• **Seçili Metin**:

□ □ □ □ □ □ □

2020’nin en sevilen ekiplerinden Perdenin Ardındakiler, Dergy’nin sorularını yanıtladı.
Sebla KOÇAN / [email protected]
Alternatif pop dünyasının 2020 yılı içinde en çok konuşulan, en çok dinlenen ekiplerinden biri oldu Perdenin Ardındakiler. Doruk Ereşter ve Direnç Kaçmaz’dan oluşan ekip, henüz ismini açıklamadıkları yeni albümleri öncesinde “Bu Şehir Bugün Sensiz” adını verdikleri yeni bir single yayınladılar. Perdenin Ardındakiler, yazdıkları şarkıların mutsuzluğun değil, tecrübenin sonucu oduğunu düşünüyor. Doruk Ereşter, “Tecrübe ettiğimiz kadarıyla var olabiliyoruz. Bazen çok kötü tecrübeler, daha doğru adımlar atmamız için bize yol gösterebiliyor” diyor. Ve ekliyor: “Ancak insan olmak, insan olmaya çalışmak başlı başına bir mesele. Kırdıkça, kırıldıkça insan olduğumu hissediyorum ben. Bu açıdan hüzün benim için sevinçten çok daha güçlü bir duygu…” Perdenin Ardındakiler’e merak ettiklerimizi sorduk.

□ □ □ □ □ □ □

• **Mevcut Veriler**:
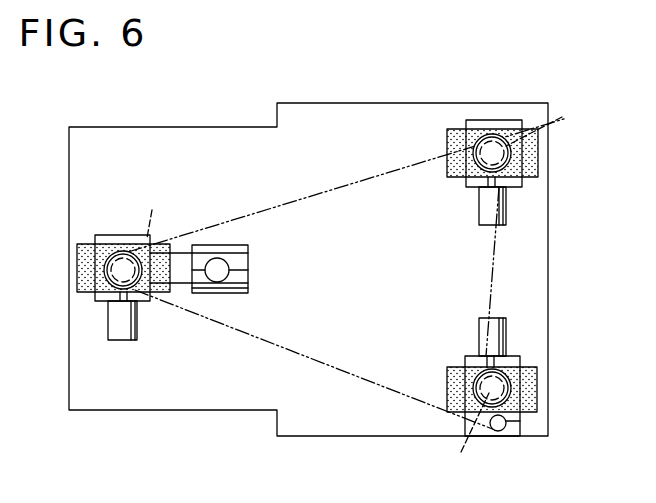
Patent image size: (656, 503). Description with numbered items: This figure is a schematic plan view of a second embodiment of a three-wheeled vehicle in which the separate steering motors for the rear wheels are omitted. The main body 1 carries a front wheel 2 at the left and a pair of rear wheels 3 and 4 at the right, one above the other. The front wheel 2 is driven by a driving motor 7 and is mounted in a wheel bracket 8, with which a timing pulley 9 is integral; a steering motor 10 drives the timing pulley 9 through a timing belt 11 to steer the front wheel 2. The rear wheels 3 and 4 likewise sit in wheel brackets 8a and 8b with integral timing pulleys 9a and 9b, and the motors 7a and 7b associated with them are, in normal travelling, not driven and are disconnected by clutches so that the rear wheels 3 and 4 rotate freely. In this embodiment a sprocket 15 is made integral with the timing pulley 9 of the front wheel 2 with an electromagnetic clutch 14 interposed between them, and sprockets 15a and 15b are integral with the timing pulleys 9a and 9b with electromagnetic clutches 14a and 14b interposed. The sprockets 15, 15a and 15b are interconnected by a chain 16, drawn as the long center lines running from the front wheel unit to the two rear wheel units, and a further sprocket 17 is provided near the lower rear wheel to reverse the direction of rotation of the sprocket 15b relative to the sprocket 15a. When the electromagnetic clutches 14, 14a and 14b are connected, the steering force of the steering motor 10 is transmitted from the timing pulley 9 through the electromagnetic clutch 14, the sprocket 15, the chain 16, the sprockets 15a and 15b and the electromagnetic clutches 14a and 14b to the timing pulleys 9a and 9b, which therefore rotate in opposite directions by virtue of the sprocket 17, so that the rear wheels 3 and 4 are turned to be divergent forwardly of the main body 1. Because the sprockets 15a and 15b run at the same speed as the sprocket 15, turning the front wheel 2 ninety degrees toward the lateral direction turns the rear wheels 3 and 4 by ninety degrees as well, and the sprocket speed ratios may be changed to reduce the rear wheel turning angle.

□ □ □ □ □ □ □

• **Alıştırma 1**: Seçili metne göre Perdenin Ardındakiler, yeni albümünden önce hangi adla bir single yayınladı?
• **Alıştırma 2**: Seçili metnin "Sebla KOÇAN /" sözlerini içeren yerle açılıp "merak ettiklerimizi sorduk." ile kapanan bölümünü hiç değiştirmeden yazın.

• **Çıktı 1**: “Bu Şehir Bugün Sensiz”

• **Çıktı 2**:
Sebla KOÇAN / [email protected]
Alternatif pop dünyasının 2020 yılı içinde en çok konuşulan, en çok dinlenen ekiplerinden biri oldu Perdenin Ardındakiler. Doruk Ereşter ve Direnç Kaçmaz’dan oluşan ekip, henüz ismini açıklamadıkları yeni albümleri öncesinde “Bu Şehir Bugün Sensiz” adını verdikleri yeni bir single yayınladılar. Perdenin Ardındakiler, yazdıkları şarkıların mutsuzluğun değil, tecrübenin sonucu oduğunu düşünüyor. Doruk Ereşter, “Tecrübe ettiğimiz kadarıyla var olabiliyoruz. Bazen çok kötü tecrübeler, daha doğru adımlar atmamız için bize yol gösterebiliyor” diyor. Ve ekliyor: “Ancak insan olmak, insan olmaya çalışmak başlı başına bir mesele. Kırdıkça, kırıldıkça insan olduğumu hissediyorum ben. Bu açıdan hüzün benim için sevinçten çok daha güçlü bir duygu…” Perdenin Ardındakiler’e merak ettiklerimizi sorduk.